## GIVEN PROBLEM
Wherever a line holds the string "color", copy that line.

## DATA PROVIDED
▼
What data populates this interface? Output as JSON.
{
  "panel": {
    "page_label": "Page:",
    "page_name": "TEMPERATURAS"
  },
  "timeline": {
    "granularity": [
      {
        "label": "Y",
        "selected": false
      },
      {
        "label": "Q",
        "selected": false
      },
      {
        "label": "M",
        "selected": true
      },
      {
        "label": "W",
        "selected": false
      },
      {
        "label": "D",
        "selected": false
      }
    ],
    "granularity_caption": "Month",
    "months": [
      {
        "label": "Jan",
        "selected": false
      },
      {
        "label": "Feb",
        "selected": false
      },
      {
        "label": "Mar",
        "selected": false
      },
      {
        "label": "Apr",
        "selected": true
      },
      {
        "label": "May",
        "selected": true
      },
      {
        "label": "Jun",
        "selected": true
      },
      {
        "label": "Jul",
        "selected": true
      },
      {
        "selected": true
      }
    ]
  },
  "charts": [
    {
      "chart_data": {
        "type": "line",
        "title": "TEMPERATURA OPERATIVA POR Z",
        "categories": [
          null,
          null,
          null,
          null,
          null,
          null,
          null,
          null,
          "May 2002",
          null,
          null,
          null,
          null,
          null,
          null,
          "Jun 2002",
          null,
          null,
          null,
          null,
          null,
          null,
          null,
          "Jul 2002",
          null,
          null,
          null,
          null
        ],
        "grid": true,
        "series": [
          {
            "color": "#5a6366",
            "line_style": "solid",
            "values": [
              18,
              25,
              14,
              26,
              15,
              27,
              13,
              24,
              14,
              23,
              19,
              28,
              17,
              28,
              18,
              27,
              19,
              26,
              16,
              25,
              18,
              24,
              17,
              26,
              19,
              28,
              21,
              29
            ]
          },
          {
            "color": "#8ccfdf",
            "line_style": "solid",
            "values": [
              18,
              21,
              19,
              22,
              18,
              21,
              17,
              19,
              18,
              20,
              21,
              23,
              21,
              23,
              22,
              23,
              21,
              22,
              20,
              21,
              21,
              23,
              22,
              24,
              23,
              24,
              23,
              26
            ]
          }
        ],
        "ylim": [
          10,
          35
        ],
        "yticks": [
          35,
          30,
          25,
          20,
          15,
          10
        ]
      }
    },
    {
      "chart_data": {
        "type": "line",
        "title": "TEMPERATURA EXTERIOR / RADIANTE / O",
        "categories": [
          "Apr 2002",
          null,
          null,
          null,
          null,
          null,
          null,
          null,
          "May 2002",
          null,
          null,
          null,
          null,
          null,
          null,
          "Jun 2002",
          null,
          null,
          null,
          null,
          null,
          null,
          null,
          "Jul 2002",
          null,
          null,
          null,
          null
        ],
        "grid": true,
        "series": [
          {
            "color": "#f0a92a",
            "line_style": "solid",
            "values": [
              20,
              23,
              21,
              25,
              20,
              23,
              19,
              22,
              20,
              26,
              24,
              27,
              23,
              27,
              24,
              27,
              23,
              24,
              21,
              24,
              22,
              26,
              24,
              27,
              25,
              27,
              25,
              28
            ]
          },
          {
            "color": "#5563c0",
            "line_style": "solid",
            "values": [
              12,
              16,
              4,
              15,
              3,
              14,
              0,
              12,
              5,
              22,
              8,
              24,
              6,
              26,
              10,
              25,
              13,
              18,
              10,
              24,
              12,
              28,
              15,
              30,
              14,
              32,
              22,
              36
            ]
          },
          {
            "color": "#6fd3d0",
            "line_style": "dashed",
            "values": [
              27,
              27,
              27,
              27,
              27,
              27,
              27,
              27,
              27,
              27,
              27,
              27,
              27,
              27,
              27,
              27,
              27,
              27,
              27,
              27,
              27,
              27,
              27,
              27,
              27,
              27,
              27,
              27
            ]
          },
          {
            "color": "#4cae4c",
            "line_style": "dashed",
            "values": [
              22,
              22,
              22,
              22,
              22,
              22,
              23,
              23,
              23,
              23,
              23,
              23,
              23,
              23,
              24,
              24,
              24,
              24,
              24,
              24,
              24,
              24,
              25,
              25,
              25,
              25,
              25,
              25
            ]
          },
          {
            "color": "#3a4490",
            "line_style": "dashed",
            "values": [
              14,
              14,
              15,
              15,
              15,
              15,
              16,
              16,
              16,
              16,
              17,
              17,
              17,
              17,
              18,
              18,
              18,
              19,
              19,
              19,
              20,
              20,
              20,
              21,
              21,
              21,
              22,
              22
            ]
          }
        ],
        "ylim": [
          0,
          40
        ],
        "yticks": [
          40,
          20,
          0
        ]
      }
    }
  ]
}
▲
## EXERCISE RESULT
            "color": "#5a6366",
            "color": "#8ccfdf",
            "color": "#f0a92a",
            "color": "#5563c0",
            "color": "#6fd3d0",
            "color": "#4cae4c",
            "color": "#3a4490",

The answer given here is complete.